#### Listed entries:
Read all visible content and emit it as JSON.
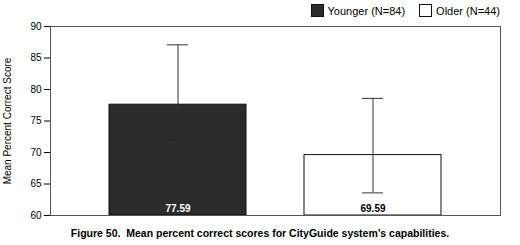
{
  "chart_data": {
    "type": "bar",
    "caption": "Figure 50.  Mean percent correct scores for CityGuide system’s capabilities.",
    "ylabel": "Mean Percent Correct Score",
    "categories": [
      "Younger (N=84)",
      "Older (N=44)"
    ],
    "values": [
      77.59,
      69.59
    ],
    "colors": [
      "#2b2b2b",
      "#ffffff"
    ],
    "error_upper": [
      9.5,
      9.0
    ],
    "error_lower": [
      6.0,
      6.0
    ],
    "ylim": [
      60,
      90
    ],
    "yticks": [
      60,
      65,
      70,
      75,
      80,
      85,
      90
    ],
    "data_labels": true,
    "legend": "upper right",
    "tick_labels": "y"
  }
}
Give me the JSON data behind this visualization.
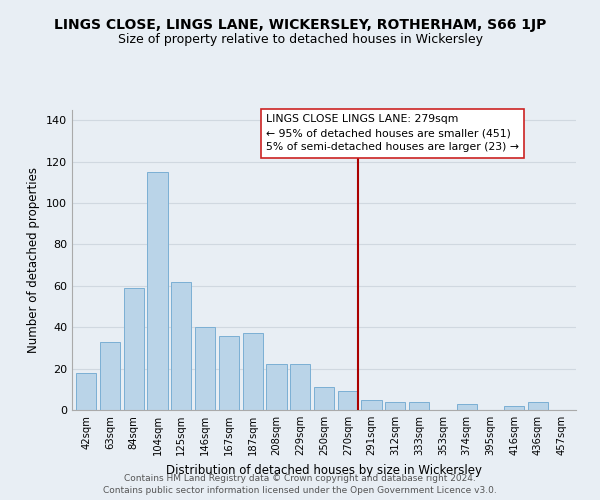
{
  "title": "LINGS CLOSE, LINGS LANE, WICKERSLEY, ROTHERHAM, S66 1JP",
  "subtitle": "Size of property relative to detached houses in Wickersley",
  "xlabel": "Distribution of detached houses by size in Wickersley",
  "ylabel": "Number of detached properties",
  "categories": [
    "42sqm",
    "63sqm",
    "84sqm",
    "104sqm",
    "125sqm",
    "146sqm",
    "167sqm",
    "187sqm",
    "208sqm",
    "229sqm",
    "250sqm",
    "270sqm",
    "291sqm",
    "312sqm",
    "333sqm",
    "353sqm",
    "374sqm",
    "395sqm",
    "416sqm",
    "436sqm",
    "457sqm"
  ],
  "values": [
    18,
    33,
    59,
    115,
    62,
    40,
    36,
    37,
    22,
    22,
    11,
    9,
    5,
    4,
    4,
    0,
    3,
    0,
    2,
    4,
    0
  ],
  "bar_color": "#bad4e8",
  "bar_edge_color": "#7bafd4",
  "ylim": [
    0,
    145
  ],
  "yticks": [
    0,
    20,
    40,
    60,
    80,
    100,
    120,
    140
  ],
  "background_color": "#e8eef4",
  "plot_bg_color": "#e8eef4",
  "grid_color": "#d0d8e0",
  "annotation_title": "LINGS CLOSE LINGS LANE: 279sqm",
  "annotation_line1": "← 95% of detached houses are smaller (451)",
  "annotation_line2": "5% of semi-detached houses are larger (23) →",
  "ref_line_color": "#aa0000",
  "footer_line1": "Contains HM Land Registry data © Crown copyright and database right 2024.",
  "footer_line2": "Contains public sector information licensed under the Open Government Licence v3.0."
}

#### Instructions to follow:
Looking at the data above, show all lines where the word "Contains" occurs.

#### Solved exercise:
  "footer_line1": "Contains HM Land Registry data © Crown copyright and database right 2024.",
  "footer_line2": "Contains public sector information licensed under the Open Government Licence v3.0."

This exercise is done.